[Figure record extracts]
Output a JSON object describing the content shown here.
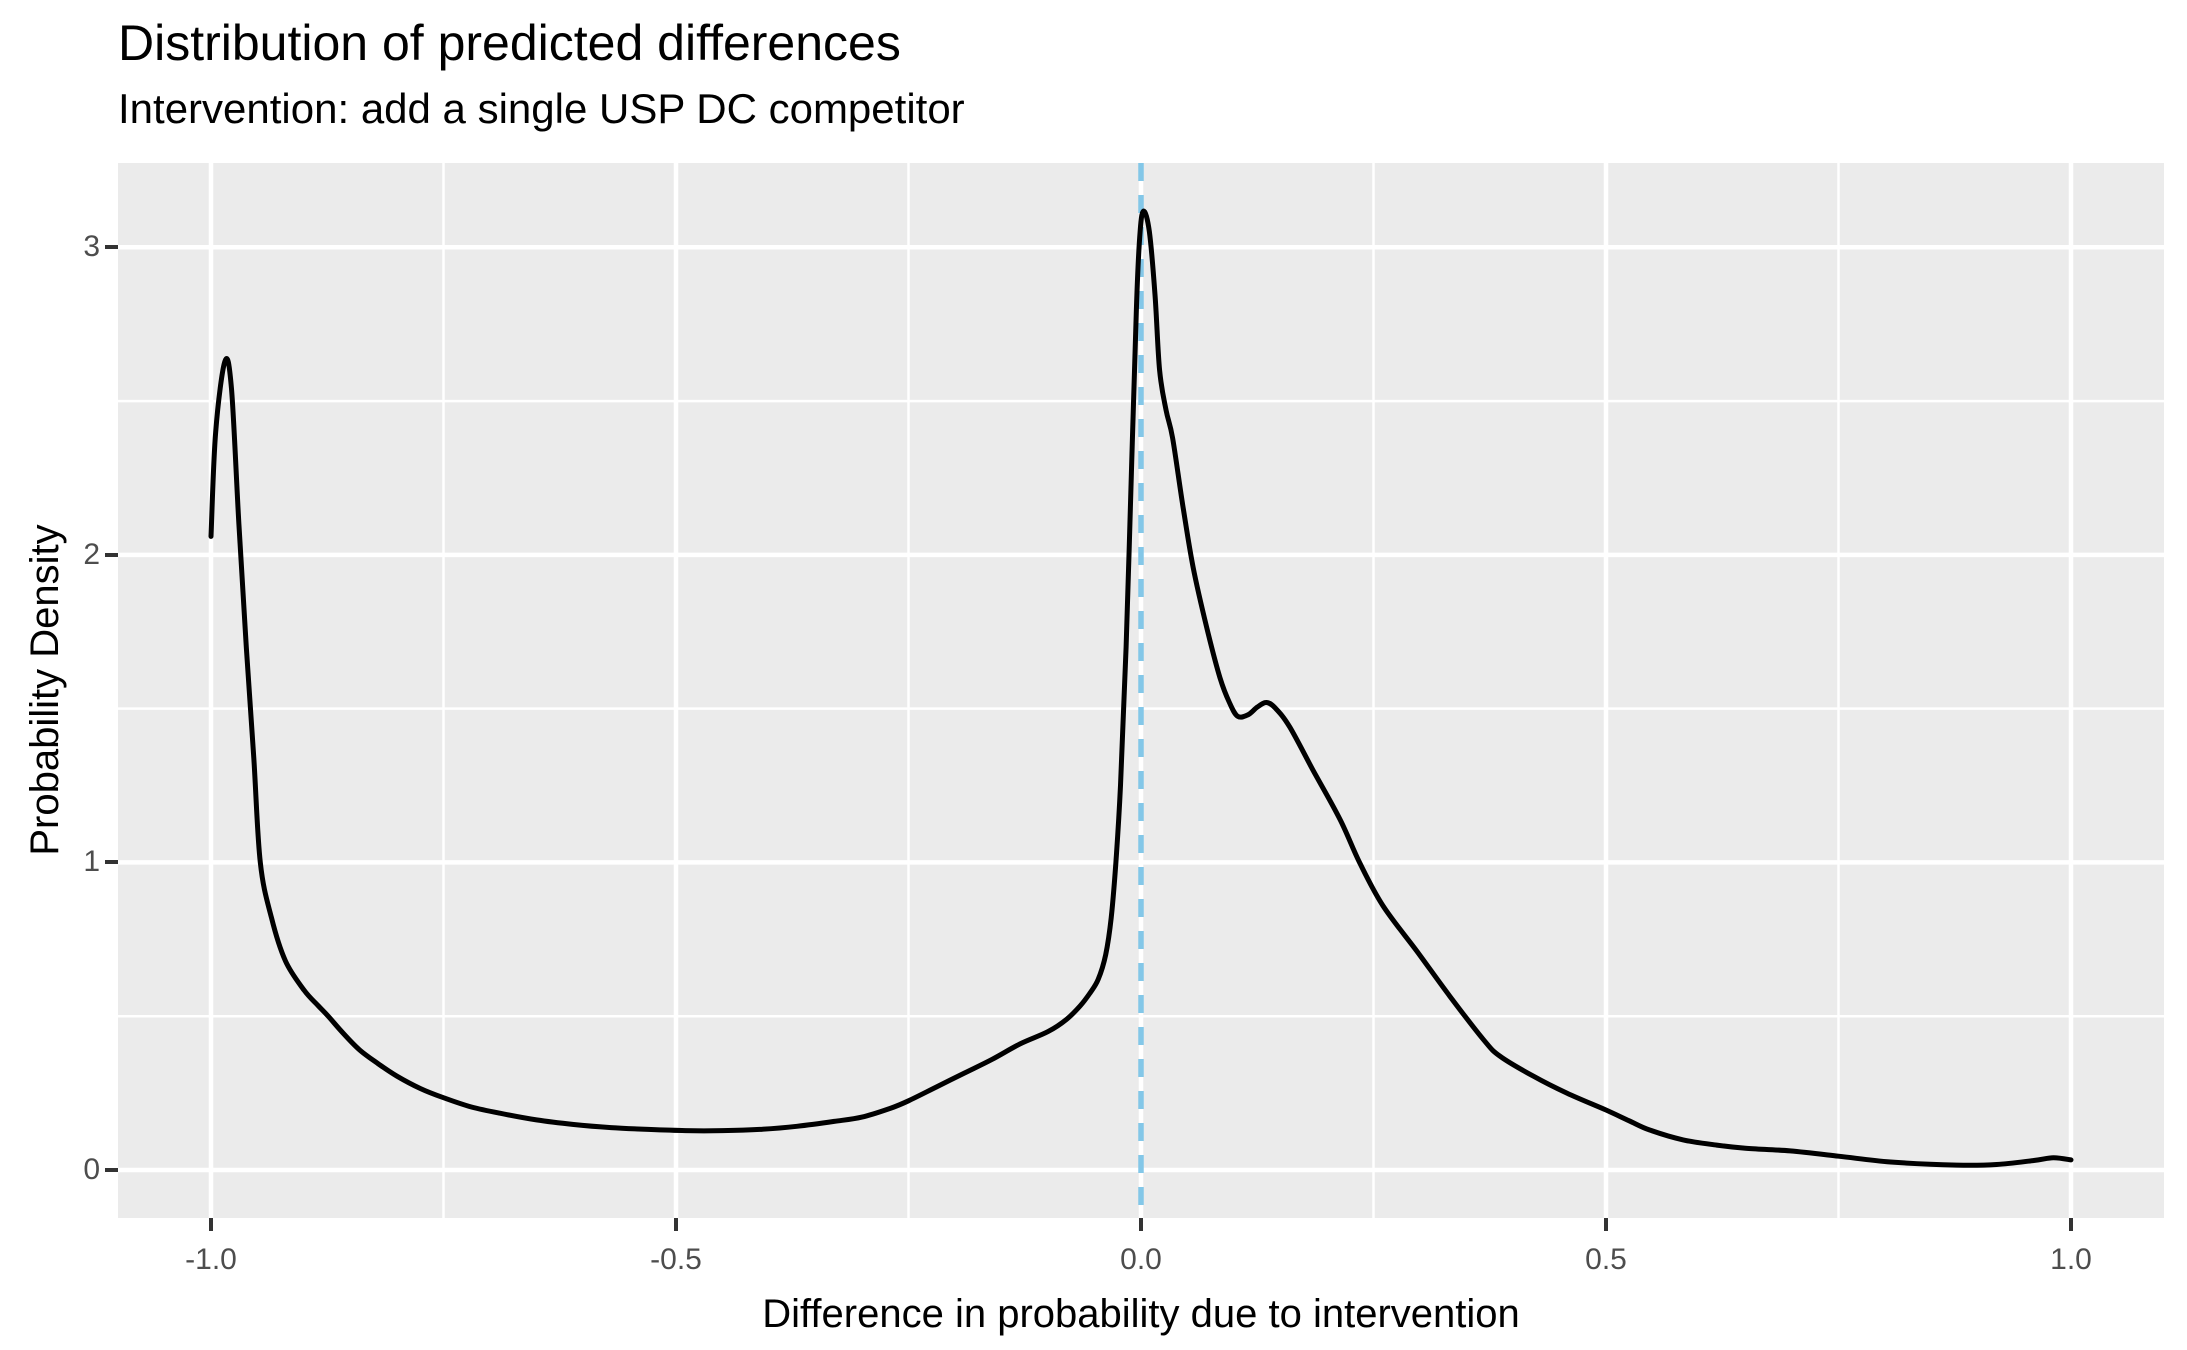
{
  "chart_data": {
    "type": "line",
    "subtype": "density",
    "title": "Distribution of predicted differences",
    "subtitle": "Intervention: add a single USP DC competitor",
    "xlabel": "Difference in probability due to intervention",
    "ylabel": "Probability Density",
    "x_domain": [
      -1.1,
      1.1
    ],
    "y_domain": [
      -0.156,
      3.274
    ],
    "grid": "on",
    "legend": "none",
    "x_ticks": [
      {
        "value": -1.0,
        "label": "-1.0"
      },
      {
        "value": -0.5,
        "label": "-0.5"
      },
      {
        "value": 0.0,
        "label": "0.0"
      },
      {
        "value": 0.5,
        "label": "0.5"
      },
      {
        "value": 1.0,
        "label": "1.0"
      }
    ],
    "y_ticks": [
      {
        "value": 0,
        "label": "0"
      },
      {
        "value": 1,
        "label": "1"
      },
      {
        "value": 2,
        "label": "2"
      },
      {
        "value": 3,
        "label": "3"
      }
    ],
    "x_minor_ticks": [
      -0.75,
      -0.25,
      0.25,
      0.75
    ],
    "y_minor_ticks": [
      0.5,
      1.5,
      2.5
    ],
    "reference_line": {
      "x": 0.0,
      "style": "dashed",
      "color": "#83C7E8",
      "width": 5.5,
      "dash": "18 14"
    },
    "series": [
      {
        "name": "density of predicted differences",
        "color": "#000000",
        "width": 5,
        "points": [
          [
            -1.0,
            2.06
          ],
          [
            -0.995,
            2.4
          ],
          [
            -0.985,
            2.63
          ],
          [
            -0.978,
            2.54
          ],
          [
            -0.97,
            2.1
          ],
          [
            -0.962,
            1.7
          ],
          [
            -0.954,
            1.34
          ],
          [
            -0.947,
            1.0
          ],
          [
            -0.935,
            0.82
          ],
          [
            -0.92,
            0.68
          ],
          [
            -0.9,
            0.585
          ],
          [
            -0.885,
            0.535
          ],
          [
            -0.874,
            0.5
          ],
          [
            -0.858,
            0.445
          ],
          [
            -0.84,
            0.39
          ],
          [
            -0.82,
            0.345
          ],
          [
            -0.8,
            0.305
          ],
          [
            -0.775,
            0.265
          ],
          [
            -0.75,
            0.235
          ],
          [
            -0.72,
            0.205
          ],
          [
            -0.69,
            0.185
          ],
          [
            -0.65,
            0.163
          ],
          [
            -0.61,
            0.148
          ],
          [
            -0.57,
            0.138
          ],
          [
            -0.53,
            0.132
          ],
          [
            -0.49,
            0.128
          ],
          [
            -0.45,
            0.128
          ],
          [
            -0.41,
            0.132
          ],
          [
            -0.37,
            0.142
          ],
          [
            -0.33,
            0.158
          ],
          [
            -0.3,
            0.172
          ],
          [
            -0.27,
            0.2
          ],
          [
            -0.25,
            0.225
          ],
          [
            -0.22,
            0.27
          ],
          [
            -0.19,
            0.315
          ],
          [
            -0.16,
            0.36
          ],
          [
            -0.13,
            0.41
          ],
          [
            -0.1,
            0.45
          ],
          [
            -0.08,
            0.49
          ],
          [
            -0.065,
            0.535
          ],
          [
            -0.055,
            0.575
          ],
          [
            -0.046,
            0.62
          ],
          [
            -0.038,
            0.7
          ],
          [
            -0.032,
            0.82
          ],
          [
            -0.027,
            1.0
          ],
          [
            -0.022,
            1.25
          ],
          [
            -0.016,
            1.7
          ],
          [
            -0.01,
            2.3
          ],
          [
            -0.005,
            2.8
          ],
          [
            -0.001,
            3.05
          ],
          [
            0.003,
            3.118
          ],
          [
            0.009,
            3.05
          ],
          [
            0.015,
            2.85
          ],
          [
            0.02,
            2.6
          ],
          [
            0.027,
            2.47
          ],
          [
            0.034,
            2.38
          ],
          [
            0.045,
            2.16
          ],
          [
            0.056,
            1.96
          ],
          [
            0.071,
            1.76
          ],
          [
            0.085,
            1.6
          ],
          [
            0.095,
            1.52
          ],
          [
            0.104,
            1.475
          ],
          [
            0.115,
            1.48
          ],
          [
            0.125,
            1.505
          ],
          [
            0.135,
            1.52
          ],
          [
            0.145,
            1.5
          ],
          [
            0.16,
            1.44
          ],
          [
            0.185,
            1.3
          ],
          [
            0.214,
            1.14
          ],
          [
            0.235,
            1.0
          ],
          [
            0.26,
            0.86
          ],
          [
            0.297,
            0.71
          ],
          [
            0.332,
            0.565
          ],
          [
            0.368,
            0.425
          ],
          [
            0.386,
            0.37
          ],
          [
            0.422,
            0.305
          ],
          [
            0.458,
            0.25
          ],
          [
            0.5,
            0.195
          ],
          [
            0.525,
            0.16
          ],
          [
            0.547,
            0.13
          ],
          [
            0.583,
            0.098
          ],
          [
            0.619,
            0.081
          ],
          [
            0.65,
            0.071
          ],
          [
            0.698,
            0.062
          ],
          [
            0.75,
            0.045
          ],
          [
            0.806,
            0.026
          ],
          [
            0.877,
            0.016
          ],
          [
            0.92,
            0.018
          ],
          [
            0.96,
            0.031
          ],
          [
            0.981,
            0.04
          ],
          [
            1.0,
            0.033
          ]
        ]
      }
    ],
    "colors": {
      "panel_bg": "#EBEBEB",
      "grid": "#FFFFFF",
      "tick_label": "#4D4D4D",
      "tick_mark": "#333333",
      "text": "#000000"
    }
  }
}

• [Goal]:
Leave the pictures out and write out every entry exactly as given.

• [Exercise answer]:
Output a JSON object describing the content shown here.
{
  "chart_data": {
    "type": "line",
    "subtype": "density",
    "title": "Distribution of predicted differences",
    "subtitle": "Intervention: add a single USP DC competitor",
    "xlabel": "Difference in probability due to intervention",
    "ylabel": "Probability Density",
    "x_domain": [
      -1.1,
      1.1
    ],
    "y_domain": [
      -0.156,
      3.274
    ],
    "grid": "on",
    "legend": "none",
    "x_ticks": [
      {
        "value": -1.0,
        "label": "-1.0"
      },
      {
        "value": -0.5,
        "label": "-0.5"
      },
      {
        "value": 0.0,
        "label": "0.0"
      },
      {
        "value": 0.5,
        "label": "0.5"
      },
      {
        "value": 1.0,
        "label": "1.0"
      }
    ],
    "y_ticks": [
      {
        "value": 0,
        "label": "0"
      },
      {
        "value": 1,
        "label": "1"
      },
      {
        "value": 2,
        "label": "2"
      },
      {
        "value": 3,
        "label": "3"
      }
    ],
    "x_minor_ticks": [
      -0.75,
      -0.25,
      0.25,
      0.75
    ],
    "y_minor_ticks": [
      0.5,
      1.5,
      2.5
    ],
    "reference_line": {
      "x": 0.0,
      "style": "dashed",
      "color": "#83C7E8",
      "width": 5.5,
      "dash": "18 14"
    },
    "series": [
      {
        "name": "density of predicted differences",
        "color": "#000000",
        "width": 5,
        "points": [
          [
            -1.0,
            2.06
          ],
          [
            -0.995,
            2.4
          ],
          [
            -0.985,
            2.63
          ],
          [
            -0.978,
            2.54
          ],
          [
            -0.97,
            2.1
          ],
          [
            -0.962,
            1.7
          ],
          [
            -0.954,
            1.34
          ],
          [
            -0.947,
            1.0
          ],
          [
            -0.935,
            0.82
          ],
          [
            -0.92,
            0.68
          ],
          [
            -0.9,
            0.585
          ],
          [
            -0.885,
            0.535
          ],
          [
            -0.874,
            0.5
          ],
          [
            -0.858,
            0.445
          ],
          [
            -0.84,
            0.39
          ],
          [
            -0.82,
            0.345
          ],
          [
            -0.8,
            0.305
          ],
          [
            -0.775,
            0.265
          ],
          [
            -0.75,
            0.235
          ],
          [
            -0.72,
            0.205
          ],
          [
            -0.69,
            0.185
          ],
          [
            -0.65,
            0.163
          ],
          [
            -0.61,
            0.148
          ],
          [
            -0.57,
            0.138
          ],
          [
            -0.53,
            0.132
          ],
          [
            -0.49,
            0.128
          ],
          [
            -0.45,
            0.128
          ],
          [
            -0.41,
            0.132
          ],
          [
            -0.37,
            0.142
          ],
          [
            -0.33,
            0.158
          ],
          [
            -0.3,
            0.172
          ],
          [
            -0.27,
            0.2
          ],
          [
            -0.25,
            0.225
          ],
          [
            -0.22,
            0.27
          ],
          [
            -0.19,
            0.315
          ],
          [
            -0.16,
            0.36
          ],
          [
            -0.13,
            0.41
          ],
          [
            -0.1,
            0.45
          ],
          [
            -0.08,
            0.49
          ],
          [
            -0.065,
            0.535
          ],
          [
            -0.055,
            0.575
          ],
          [
            -0.046,
            0.62
          ],
          [
            -0.038,
            0.7
          ],
          [
            -0.032,
            0.82
          ],
          [
            -0.027,
            1.0
          ],
          [
            -0.022,
            1.25
          ],
          [
            -0.016,
            1.7
          ],
          [
            -0.01,
            2.3
          ],
          [
            -0.005,
            2.8
          ],
          [
            -0.001,
            3.05
          ],
          [
            0.003,
            3.118
          ],
          [
            0.009,
            3.05
          ],
          [
            0.015,
            2.85
          ],
          [
            0.02,
            2.6
          ],
          [
            0.027,
            2.47
          ],
          [
            0.034,
            2.38
          ],
          [
            0.045,
            2.16
          ],
          [
            0.056,
            1.96
          ],
          [
            0.071,
            1.76
          ],
          [
            0.085,
            1.6
          ],
          [
            0.095,
            1.52
          ],
          [
            0.104,
            1.475
          ],
          [
            0.115,
            1.48
          ],
          [
            0.125,
            1.505
          ],
          [
            0.135,
            1.52
          ],
          [
            0.145,
            1.5
          ],
          [
            0.16,
            1.44
          ],
          [
            0.185,
            1.3
          ],
          [
            0.214,
            1.14
          ],
          [
            0.235,
            1.0
          ],
          [
            0.26,
            0.86
          ],
          [
            0.297,
            0.71
          ],
          [
            0.332,
            0.565
          ],
          [
            0.368,
            0.425
          ],
          [
            0.386,
            0.37
          ],
          [
            0.422,
            0.305
          ],
          [
            0.458,
            0.25
          ],
          [
            0.5,
            0.195
          ],
          [
            0.525,
            0.16
          ],
          [
            0.547,
            0.13
          ],
          [
            0.583,
            0.098
          ],
          [
            0.619,
            0.081
          ],
          [
            0.65,
            0.071
          ],
          [
            0.698,
            0.062
          ],
          [
            0.75,
            0.045
          ],
          [
            0.806,
            0.026
          ],
          [
            0.877,
            0.016
          ],
          [
            0.92,
            0.018
          ],
          [
            0.96,
            0.031
          ],
          [
            0.981,
            0.04
          ],
          [
            1.0,
            0.033
          ]
        ]
      }
    ],
    "colors": {
      "panel_bg": "#EBEBEB",
      "grid": "#FFFFFF",
      "tick_label": "#4D4D4D",
      "tick_mark": "#333333",
      "text": "#000000"
    }
  }
}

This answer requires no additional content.